### Given request
Only lines holding the string "是否认可与城市的拥堵情况有关" are wanted; copy each one from the material.

[BEGIN]

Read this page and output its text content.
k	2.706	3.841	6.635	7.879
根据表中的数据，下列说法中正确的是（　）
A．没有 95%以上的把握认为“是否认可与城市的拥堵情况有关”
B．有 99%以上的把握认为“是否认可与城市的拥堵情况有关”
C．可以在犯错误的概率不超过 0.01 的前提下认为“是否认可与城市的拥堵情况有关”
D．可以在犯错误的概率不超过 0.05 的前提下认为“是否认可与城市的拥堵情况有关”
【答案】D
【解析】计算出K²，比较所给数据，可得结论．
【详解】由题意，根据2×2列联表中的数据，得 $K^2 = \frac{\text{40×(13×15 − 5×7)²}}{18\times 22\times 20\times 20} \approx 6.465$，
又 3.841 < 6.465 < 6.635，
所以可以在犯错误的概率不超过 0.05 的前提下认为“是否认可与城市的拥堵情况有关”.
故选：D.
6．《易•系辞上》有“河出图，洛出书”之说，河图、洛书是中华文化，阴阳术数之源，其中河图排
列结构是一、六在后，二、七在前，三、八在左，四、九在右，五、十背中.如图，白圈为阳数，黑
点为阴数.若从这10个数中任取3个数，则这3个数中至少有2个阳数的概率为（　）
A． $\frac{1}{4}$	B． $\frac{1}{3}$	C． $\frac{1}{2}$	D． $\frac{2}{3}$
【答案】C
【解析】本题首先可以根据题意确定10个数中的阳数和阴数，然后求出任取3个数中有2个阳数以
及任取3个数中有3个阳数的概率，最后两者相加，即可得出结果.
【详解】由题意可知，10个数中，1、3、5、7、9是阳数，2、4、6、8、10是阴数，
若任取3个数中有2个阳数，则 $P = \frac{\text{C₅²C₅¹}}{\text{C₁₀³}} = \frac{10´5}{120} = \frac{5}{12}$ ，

[END]
[BEGIN]

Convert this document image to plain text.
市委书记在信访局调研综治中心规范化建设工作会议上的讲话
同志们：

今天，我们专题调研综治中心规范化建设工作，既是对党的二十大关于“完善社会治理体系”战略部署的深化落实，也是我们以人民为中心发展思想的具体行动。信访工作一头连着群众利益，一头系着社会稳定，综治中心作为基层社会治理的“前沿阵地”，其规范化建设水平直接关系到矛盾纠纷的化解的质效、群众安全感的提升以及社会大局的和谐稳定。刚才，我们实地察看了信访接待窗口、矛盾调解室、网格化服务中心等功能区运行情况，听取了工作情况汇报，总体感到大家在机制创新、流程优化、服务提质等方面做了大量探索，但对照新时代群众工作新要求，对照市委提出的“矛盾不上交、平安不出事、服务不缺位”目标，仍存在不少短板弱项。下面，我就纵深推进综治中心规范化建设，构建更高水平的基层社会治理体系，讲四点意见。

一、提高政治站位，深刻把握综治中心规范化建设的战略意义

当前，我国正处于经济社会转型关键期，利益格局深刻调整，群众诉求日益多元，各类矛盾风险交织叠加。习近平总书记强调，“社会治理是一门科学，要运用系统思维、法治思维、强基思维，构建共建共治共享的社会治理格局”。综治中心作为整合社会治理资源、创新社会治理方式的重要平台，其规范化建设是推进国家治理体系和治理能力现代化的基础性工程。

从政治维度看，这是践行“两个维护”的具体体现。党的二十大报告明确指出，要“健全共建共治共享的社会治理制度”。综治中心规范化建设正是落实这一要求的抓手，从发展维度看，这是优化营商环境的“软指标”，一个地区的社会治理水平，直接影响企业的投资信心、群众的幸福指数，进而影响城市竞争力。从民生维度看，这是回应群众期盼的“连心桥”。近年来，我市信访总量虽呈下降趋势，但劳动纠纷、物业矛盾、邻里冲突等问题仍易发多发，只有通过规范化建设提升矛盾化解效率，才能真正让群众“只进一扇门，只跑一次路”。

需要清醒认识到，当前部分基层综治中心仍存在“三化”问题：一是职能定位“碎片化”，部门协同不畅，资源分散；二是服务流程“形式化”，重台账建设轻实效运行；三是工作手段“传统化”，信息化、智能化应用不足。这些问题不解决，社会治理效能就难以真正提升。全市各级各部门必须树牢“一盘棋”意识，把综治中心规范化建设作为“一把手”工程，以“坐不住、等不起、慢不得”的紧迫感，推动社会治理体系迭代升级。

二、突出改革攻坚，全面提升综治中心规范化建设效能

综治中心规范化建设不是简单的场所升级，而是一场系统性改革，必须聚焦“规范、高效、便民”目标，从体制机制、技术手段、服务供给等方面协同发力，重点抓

[END]
[BEGIN]

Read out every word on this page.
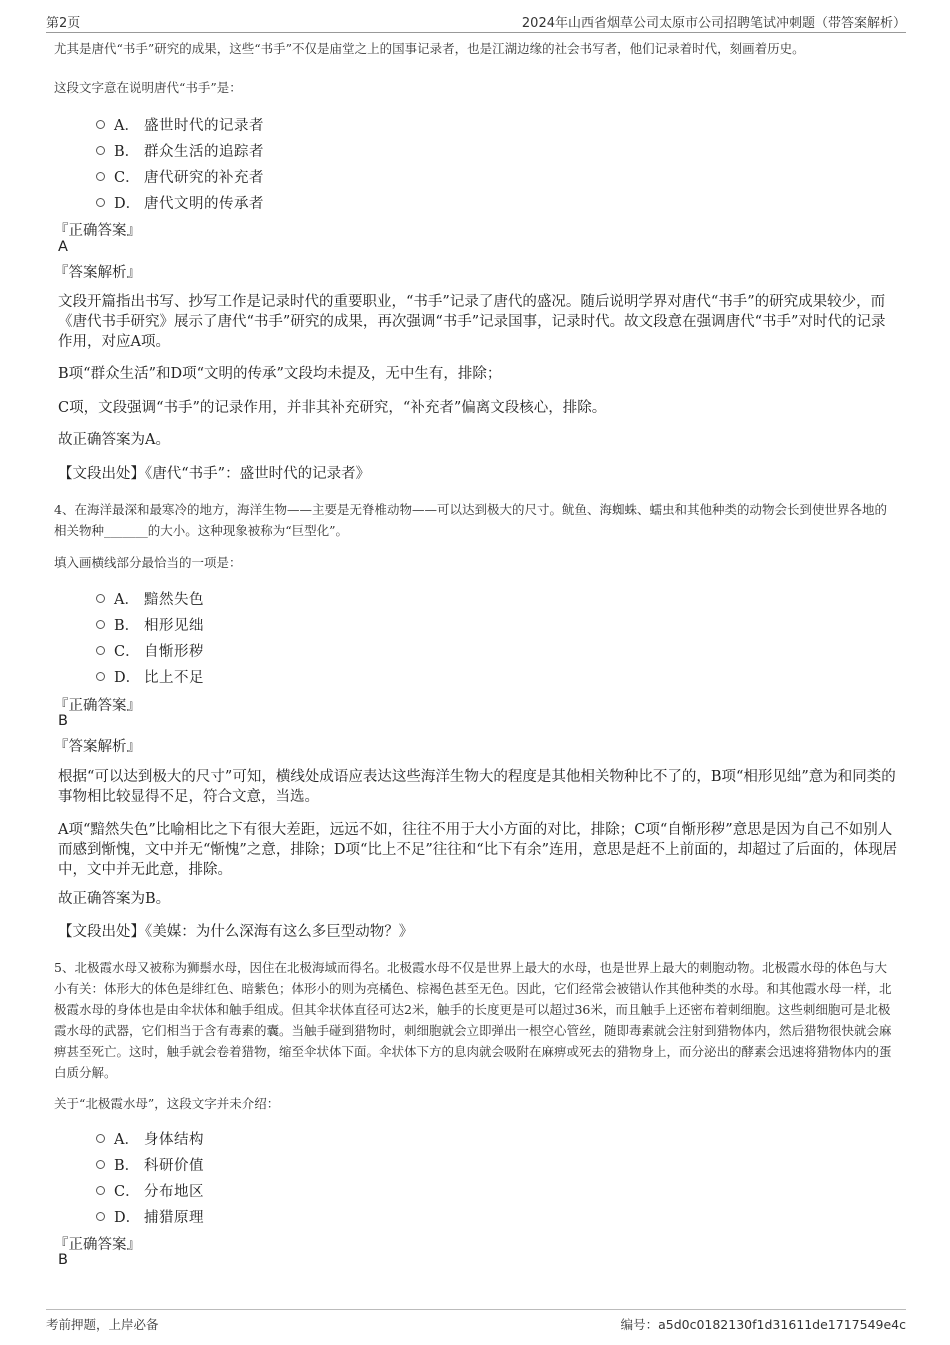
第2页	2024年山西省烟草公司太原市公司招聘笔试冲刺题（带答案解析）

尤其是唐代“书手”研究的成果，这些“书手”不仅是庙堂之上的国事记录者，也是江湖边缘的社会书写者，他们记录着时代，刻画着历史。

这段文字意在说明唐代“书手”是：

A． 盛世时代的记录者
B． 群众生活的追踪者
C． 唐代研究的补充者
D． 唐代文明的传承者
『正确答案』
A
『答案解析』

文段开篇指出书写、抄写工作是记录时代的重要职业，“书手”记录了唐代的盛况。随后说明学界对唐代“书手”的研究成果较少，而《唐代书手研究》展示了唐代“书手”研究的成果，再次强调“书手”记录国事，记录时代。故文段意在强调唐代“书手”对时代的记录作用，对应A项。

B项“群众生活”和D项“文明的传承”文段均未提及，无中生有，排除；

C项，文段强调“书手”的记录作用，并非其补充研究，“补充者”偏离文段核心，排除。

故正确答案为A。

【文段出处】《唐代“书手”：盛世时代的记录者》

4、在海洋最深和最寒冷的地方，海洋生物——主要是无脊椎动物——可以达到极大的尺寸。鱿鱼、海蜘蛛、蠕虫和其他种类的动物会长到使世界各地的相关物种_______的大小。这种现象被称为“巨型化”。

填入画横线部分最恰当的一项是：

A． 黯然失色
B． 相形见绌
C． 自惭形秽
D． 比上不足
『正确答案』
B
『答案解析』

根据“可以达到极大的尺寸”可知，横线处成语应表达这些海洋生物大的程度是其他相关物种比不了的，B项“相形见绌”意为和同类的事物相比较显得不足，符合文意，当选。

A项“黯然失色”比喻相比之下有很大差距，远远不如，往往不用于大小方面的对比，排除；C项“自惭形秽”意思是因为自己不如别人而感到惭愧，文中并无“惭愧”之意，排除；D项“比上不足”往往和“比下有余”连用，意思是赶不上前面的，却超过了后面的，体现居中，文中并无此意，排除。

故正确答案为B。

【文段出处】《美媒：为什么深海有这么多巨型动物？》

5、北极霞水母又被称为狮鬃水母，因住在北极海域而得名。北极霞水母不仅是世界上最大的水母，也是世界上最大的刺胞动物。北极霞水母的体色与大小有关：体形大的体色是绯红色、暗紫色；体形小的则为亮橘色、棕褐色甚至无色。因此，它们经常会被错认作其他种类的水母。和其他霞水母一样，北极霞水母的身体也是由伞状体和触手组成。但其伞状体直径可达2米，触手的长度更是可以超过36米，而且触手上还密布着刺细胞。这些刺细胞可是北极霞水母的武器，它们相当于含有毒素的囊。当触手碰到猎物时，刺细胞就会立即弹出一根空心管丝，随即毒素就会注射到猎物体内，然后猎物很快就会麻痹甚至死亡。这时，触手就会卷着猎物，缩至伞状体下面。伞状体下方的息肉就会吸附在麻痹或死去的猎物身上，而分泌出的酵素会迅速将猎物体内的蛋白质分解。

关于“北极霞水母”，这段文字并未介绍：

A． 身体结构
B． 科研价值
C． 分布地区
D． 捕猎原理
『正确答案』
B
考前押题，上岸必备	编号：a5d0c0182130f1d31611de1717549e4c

[END]

### Task solution
A．没有 95%以上的把握认为“是否认可与城市的拥堵情况有关”
B．有 99%以上的把握认为“是否认可与城市的拥堵情况有关”
C．可以在犯错误的概率不超过 0.01 的前提下认为“是否认可与城市的拥堵情况有关”
D．可以在犯错误的概率不超过 0.05 的前提下认为“是否认可与城市的拥堵情况有关”
所以可以在犯错误的概率不超过 0.05 的前提下认为“是否认可与城市的拥堵情况有关”.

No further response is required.